DIRECTION: Would you restate all the data that follows, word for word?

** Start **

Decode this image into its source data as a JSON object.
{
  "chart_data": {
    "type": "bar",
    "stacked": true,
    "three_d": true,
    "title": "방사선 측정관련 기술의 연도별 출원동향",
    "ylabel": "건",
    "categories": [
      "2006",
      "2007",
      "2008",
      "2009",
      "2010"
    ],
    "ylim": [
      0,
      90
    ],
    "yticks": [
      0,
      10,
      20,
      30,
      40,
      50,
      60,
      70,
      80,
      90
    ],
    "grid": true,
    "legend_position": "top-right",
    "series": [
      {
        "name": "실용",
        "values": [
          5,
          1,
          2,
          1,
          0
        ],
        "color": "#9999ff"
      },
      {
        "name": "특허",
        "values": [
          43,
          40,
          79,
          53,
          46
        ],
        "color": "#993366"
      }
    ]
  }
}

** End **

RIGHT ANSWER:
Decode this image into its source data as a JSON object.
{
  "chart_data": {
    "type": "bar",
    "stacked": true,
    "three_d": true,
    "title": "방사선 측정관련 기술의 연도별 출원동향",
    "ylabel": "건",
    "categories": [
      "2006",
      "2007",
      "2008",
      "2009",
      "2010"
    ],
    "ylim": [
      0,
      90
    ],
    "yticks": [
      0,
      10,
      20,
      30,
      40,
      50,
      60,
      70,
      80,
      90
    ],
    "grid": true,
    "legend_position": "top-right",
    "series": [
      {
        "name": "실용",
        "values": [
          5,
          1,
          2,
          1,
          0
        ],
        "color": "#9999ff"
      },
      {
        "name": "특허",
        "values": [
          43,
          40,
          79,
          53,
          46
        ],
        "color": "#993366"
      }
    ]
  }
}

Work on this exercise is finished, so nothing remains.